• _Task brief_
Pick out every line in the data below that holds "ylabel".

• _Records supplied_
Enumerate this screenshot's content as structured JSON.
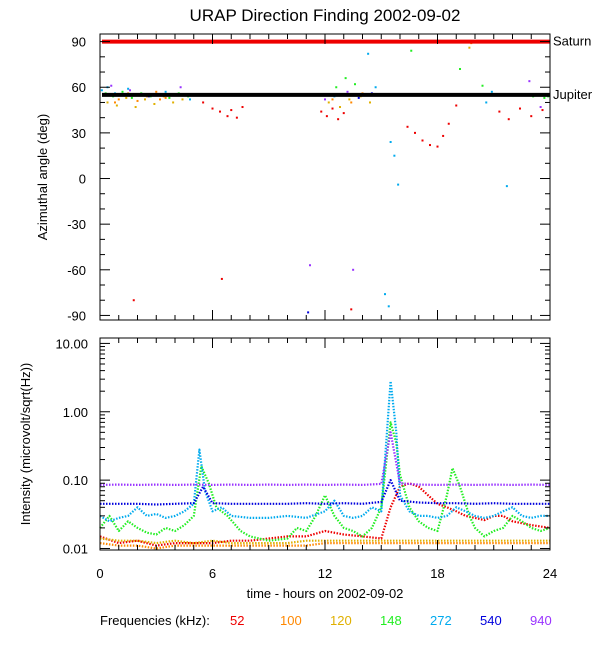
{
  "chart_data": [
    {
      "type": "scatter",
      "title": "URAP Direction Finding  2002-09-02",
      "ylabel": "Azimuthal angle (deg)",
      "xlim": [
        0,
        24
      ],
      "ylim": [
        -90,
        90
      ],
      "yticks": [
        90,
        60,
        30,
        0,
        -30,
        -60,
        -90
      ],
      "ytick_labels": [
        "90",
        "60",
        "30",
        "0",
        "-30",
        "-60",
        "-90"
      ],
      "reference_lines": [
        {
          "name": "Saturn",
          "value": 90,
          "color": "#ee0000"
        },
        {
          "name": "Jupiter",
          "value": 55,
          "color": "#000000"
        }
      ],
      "series": [
        {
          "name": "52",
          "color": "#ee0000",
          "points": [
            [
              5.5,
              50
            ],
            [
              6.0,
              46
            ],
            [
              6.4,
              44
            ],
            [
              6.8,
              41
            ],
            [
              7.0,
              45
            ],
            [
              7.3,
              40
            ],
            [
              7.6,
              47
            ],
            [
              11.8,
              44
            ],
            [
              12.1,
              41
            ],
            [
              12.4,
              46
            ],
            [
              12.7,
              39
            ],
            [
              13.0,
              43
            ],
            [
              16.4,
              34
            ],
            [
              16.8,
              30
            ],
            [
              17.2,
              25
            ],
            [
              17.6,
              22
            ],
            [
              18.0,
              21
            ],
            [
              18.3,
              28
            ],
            [
              18.6,
              36
            ],
            [
              19.0,
              48
            ],
            [
              21.3,
              44
            ],
            [
              21.8,
              39
            ],
            [
              22.4,
              46
            ],
            [
              23.0,
              41
            ],
            [
              23.6,
              45
            ],
            [
              6.5,
              -66
            ],
            [
              1.8,
              -80
            ],
            [
              13.4,
              -86
            ]
          ]
        },
        {
          "name": "100",
          "color": "#ff8800",
          "points": [
            [
              0.5,
              55
            ],
            [
              1.0,
              52
            ],
            [
              1.5,
              56
            ],
            [
              2.0,
              51
            ],
            [
              2.5,
              54
            ],
            [
              3.0,
              57
            ],
            [
              3.5,
              53
            ],
            [
              4.0,
              55
            ],
            [
              12.4,
              52
            ],
            [
              12.9,
              55
            ],
            [
              13.4,
              50
            ],
            [
              14.0,
              56
            ],
            [
              19.8,
              89
            ],
            [
              0.8,
              50
            ],
            [
              3.2,
              52
            ]
          ]
        },
        {
          "name": "120",
          "color": "#e0b000",
          "points": [
            [
              0.4,
              50
            ],
            [
              0.9,
              48
            ],
            [
              1.4,
              53
            ],
            [
              1.9,
              47
            ],
            [
              2.4,
              52
            ],
            [
              2.9,
              49
            ],
            [
              3.4,
              54
            ],
            [
              3.9,
              50
            ],
            [
              4.4,
              52
            ],
            [
              12.2,
              50
            ],
            [
              12.8,
              47
            ],
            [
              13.3,
              52
            ],
            [
              13.9,
              54
            ],
            [
              14.4,
              50
            ],
            [
              19.7,
              86
            ]
          ]
        },
        {
          "name": "148",
          "color": "#22ee22",
          "points": [
            [
              0.3,
              56
            ],
            [
              0.7,
              54
            ],
            [
              1.2,
              57
            ],
            [
              1.7,
              53
            ],
            [
              2.2,
              56
            ],
            [
              2.7,
              54
            ],
            [
              3.2,
              55
            ],
            [
              3.7,
              53
            ],
            [
              4.2,
              56
            ],
            [
              4.7,
              54
            ],
            [
              12.6,
              60
            ],
            [
              13.1,
              66
            ],
            [
              13.6,
              62
            ],
            [
              16.6,
              84
            ],
            [
              19.2,
              72
            ],
            [
              19.6,
              90
            ],
            [
              23.1,
              54
            ],
            [
              23.4,
              55
            ],
            [
              23.7,
              53
            ],
            [
              23.9,
              54
            ],
            [
              20.4,
              61
            ]
          ]
        },
        {
          "name": "272",
          "color": "#00aaee",
          "points": [
            [
              0.1,
              58
            ],
            [
              0.4,
              60
            ],
            [
              0.8,
              56
            ],
            [
              1.5,
              59
            ],
            [
              3.5,
              57
            ],
            [
              4.8,
              52
            ],
            [
              11.5,
              90
            ],
            [
              12.5,
              54
            ],
            [
              14.3,
              82
            ],
            [
              15.5,
              24
            ],
            [
              15.7,
              15
            ],
            [
              15.9,
              -4
            ],
            [
              15.2,
              -76
            ],
            [
              15.4,
              -84
            ],
            [
              20.6,
              50
            ],
            [
              20.9,
              57
            ],
            [
              21.7,
              -5
            ],
            [
              14.7,
              60
            ]
          ]
        },
        {
          "name": "540",
          "color": "#0000dd",
          "points": [
            [
              1.3,
              55
            ],
            [
              2.6,
              54
            ],
            [
              13.8,
              53
            ],
            [
              14.5,
              56
            ],
            [
              19.9,
              55
            ],
            [
              11.1,
              -88
            ]
          ]
        },
        {
          "name": "940",
          "color": "#9933ff",
          "points": [
            [
              0.6,
              61
            ],
            [
              1.6,
              58
            ],
            [
              4.3,
              60
            ],
            [
              12.0,
              52
            ],
            [
              13.2,
              57
            ],
            [
              20.3,
              55
            ],
            [
              22.9,
              64
            ],
            [
              11.2,
              -57
            ],
            [
              13.5,
              -60
            ],
            [
              23.5,
              47
            ]
          ]
        }
      ]
    },
    {
      "type": "line",
      "xlabel": "time - hours on 2002-09-02",
      "ylabel": "Intensity (microvolt/sqrt(Hz))",
      "xlim": [
        0,
        24
      ],
      "ylim": [
        0.01,
        10
      ],
      "yscale": "log",
      "xticks": [
        0,
        6,
        12,
        18,
        24
      ],
      "xtick_labels": [
        "0",
        "6",
        "12",
        "18",
        "24"
      ],
      "yticks": [
        10,
        1,
        0.1,
        0.01
      ],
      "ytick_labels": [
        "10.00",
        "1.00",
        "0.10",
        "0.01"
      ],
      "series": [
        {
          "name": "52",
          "color": "#ee0000",
          "x": [
            0.0,
            1.0,
            2.0,
            3.0,
            4.0,
            5.0,
            6.0,
            7.0,
            8.0,
            9.0,
            10.0,
            11.0,
            12.0,
            13.0,
            14.0,
            15.0,
            15.5,
            16.0,
            16.5,
            17.0,
            17.5,
            18.0,
            18.5,
            19.0,
            19.5,
            20.0,
            20.5,
            21.0,
            21.5,
            22.0,
            23.0,
            24.0
          ],
          "y": [
            0.015,
            0.012,
            0.013,
            0.011,
            0.012,
            0.012,
            0.012,
            0.013,
            0.013,
            0.014,
            0.015,
            0.015,
            0.018,
            0.016,
            0.015,
            0.014,
            0.04,
            0.08,
            0.09,
            0.08,
            0.06,
            0.045,
            0.04,
            0.035,
            0.03,
            0.028,
            0.026,
            0.03,
            0.03,
            0.025,
            0.022,
            0.02
          ]
        },
        {
          "name": "100",
          "color": "#ff8800",
          "x": [
            0.0,
            1.0,
            2.0,
            3.0,
            4.0,
            5.0,
            6.0,
            7.0,
            8.0,
            9.0,
            10.0,
            11.0,
            12.0,
            13.0,
            14.0,
            15.0,
            16.0,
            17.0,
            18.0,
            19.0,
            20.0,
            21.0,
            22.0,
            23.0,
            24.0
          ],
          "y": [
            0.012,
            0.011,
            0.011,
            0.01,
            0.011,
            0.011,
            0.011,
            0.011,
            0.011,
            0.011,
            0.011,
            0.011,
            0.012,
            0.012,
            0.012,
            0.012,
            0.012,
            0.012,
            0.012,
            0.012,
            0.012,
            0.012,
            0.012,
            0.012,
            0.012
          ]
        },
        {
          "name": "120",
          "color": "#e0b000",
          "x": [
            0.0,
            1.0,
            2.0,
            3.0,
            4.0,
            5.0,
            6.0,
            7.0,
            8.0,
            9.0,
            10.0,
            11.0,
            12.0,
            13.0,
            14.0,
            15.0,
            16.0,
            17.0,
            18.0,
            19.0,
            20.0,
            21.0,
            22.0,
            23.0,
            24.0
          ],
          "y": [
            0.014,
            0.013,
            0.013,
            0.012,
            0.013,
            0.012,
            0.013,
            0.012,
            0.012,
            0.012,
            0.012,
            0.013,
            0.013,
            0.013,
            0.013,
            0.013,
            0.013,
            0.013,
            0.013,
            0.013,
            0.013,
            0.013,
            0.013,
            0.013,
            0.013
          ]
        },
        {
          "name": "148",
          "color": "#22ee22",
          "x": [
            0.0,
            0.5,
            1.0,
            1.5,
            2.0,
            2.5,
            3.0,
            3.5,
            4.0,
            4.5,
            5.0,
            5.4,
            5.8,
            6.2,
            6.8,
            7.5,
            8.0,
            9.0,
            10.0,
            10.5,
            11.0,
            11.5,
            12.0,
            12.5,
            13.0,
            13.5,
            14.0,
            14.5,
            15.0,
            15.5,
            15.8,
            16.0,
            16.5,
            17.0,
            17.5,
            18.0,
            18.5,
            18.8,
            19.2,
            19.7,
            20.0,
            20.5,
            21.0,
            21.5,
            22.0,
            22.5,
            23.0,
            23.5,
            24.0
          ],
          "y": [
            0.02,
            0.03,
            0.018,
            0.025,
            0.02,
            0.017,
            0.016,
            0.02,
            0.018,
            0.022,
            0.03,
            0.16,
            0.09,
            0.04,
            0.03,
            0.018,
            0.015,
            0.013,
            0.014,
            0.02,
            0.018,
            0.03,
            0.06,
            0.03,
            0.02,
            0.018,
            0.015,
            0.02,
            0.04,
            0.7,
            0.35,
            0.12,
            0.04,
            0.025,
            0.02,
            0.018,
            0.06,
            0.15,
            0.08,
            0.03,
            0.02,
            0.015,
            0.018,
            0.02,
            0.03,
            0.025,
            0.02,
            0.018,
            0.02
          ]
        },
        {
          "name": "272",
          "color": "#00aaee",
          "x": [
            0.0,
            0.5,
            1.0,
            1.5,
            2.0,
            2.5,
            3.0,
            3.5,
            4.0,
            4.5,
            5.0,
            5.3,
            5.6,
            6.0,
            6.5,
            7.0,
            8.0,
            9.0,
            10.0,
            11.0,
            12.0,
            12.5,
            13.0,
            13.5,
            14.0,
            14.5,
            15.0,
            15.5,
            15.8,
            16.0,
            16.5,
            17.0,
            17.5,
            18.0,
            18.5,
            19.0,
            19.5,
            20.0,
            20.5,
            21.0,
            21.5,
            22.0,
            22.5,
            23.0,
            23.5,
            24.0
          ],
          "y": [
            0.03,
            0.025,
            0.028,
            0.03,
            0.04,
            0.03,
            0.032,
            0.028,
            0.03,
            0.035,
            0.045,
            0.28,
            0.07,
            0.035,
            0.04,
            0.03,
            0.028,
            0.028,
            0.03,
            0.028,
            0.035,
            0.05,
            0.03,
            0.028,
            0.03,
            0.04,
            0.035,
            2.8,
            0.5,
            0.06,
            0.035,
            0.03,
            0.03,
            0.028,
            0.03,
            0.04,
            0.035,
            0.03,
            0.028,
            0.03,
            0.035,
            0.04,
            0.03,
            0.028,
            0.03,
            0.03
          ]
        },
        {
          "name": "540",
          "color": "#0000dd",
          "x": [
            0.0,
            1.0,
            2.0,
            3.0,
            4.0,
            5.0,
            5.5,
            6.0,
            7.0,
            8.0,
            9.0,
            10.0,
            11.0,
            12.0,
            13.0,
            14.0,
            15.0,
            15.5,
            16.0,
            17.0,
            18.0,
            19.0,
            20.0,
            21.0,
            22.0,
            23.0,
            24.0
          ],
          "y": [
            0.045,
            0.045,
            0.045,
            0.044,
            0.045,
            0.046,
            0.08,
            0.046,
            0.045,
            0.045,
            0.045,
            0.045,
            0.046,
            0.045,
            0.046,
            0.045,
            0.048,
            0.1,
            0.05,
            0.047,
            0.046,
            0.046,
            0.045,
            0.046,
            0.045,
            0.045,
            0.045
          ]
        },
        {
          "name": "940",
          "color": "#9933ff",
          "x": [
            0.0,
            1.0,
            2.0,
            3.0,
            4.0,
            5.0,
            6.0,
            7.0,
            8.0,
            9.0,
            10.0,
            11.0,
            12.0,
            13.0,
            14.0,
            15.0,
            15.5,
            16.0,
            17.0,
            18.0,
            19.0,
            20.0,
            21.0,
            22.0,
            23.0,
            24.0
          ],
          "y": [
            0.085,
            0.086,
            0.085,
            0.086,
            0.085,
            0.086,
            0.085,
            0.086,
            0.085,
            0.086,
            0.085,
            0.086,
            0.085,
            0.086,
            0.085,
            0.088,
            0.5,
            0.09,
            0.086,
            0.085,
            0.086,
            0.085,
            0.086,
            0.085,
            0.086,
            0.085
          ]
        }
      ]
    }
  ],
  "legend": {
    "label": "Frequencies (kHz):",
    "items": [
      {
        "name": "52",
        "color": "#ee0000"
      },
      {
        "name": "100",
        "color": "#ff8800"
      },
      {
        "name": "120",
        "color": "#e0b000"
      },
      {
        "name": "148",
        "color": "#22ee22"
      },
      {
        "name": "272",
        "color": "#00aaee"
      },
      {
        "name": "540",
        "color": "#0000dd"
      },
      {
        "name": "940",
        "color": "#9933ff"
      }
    ]
  }
}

• _Response_
      "ylabel": "Azimuthal angle (deg)",
      "ylabel": "Intensity (microvolt/sqrt(Hz))",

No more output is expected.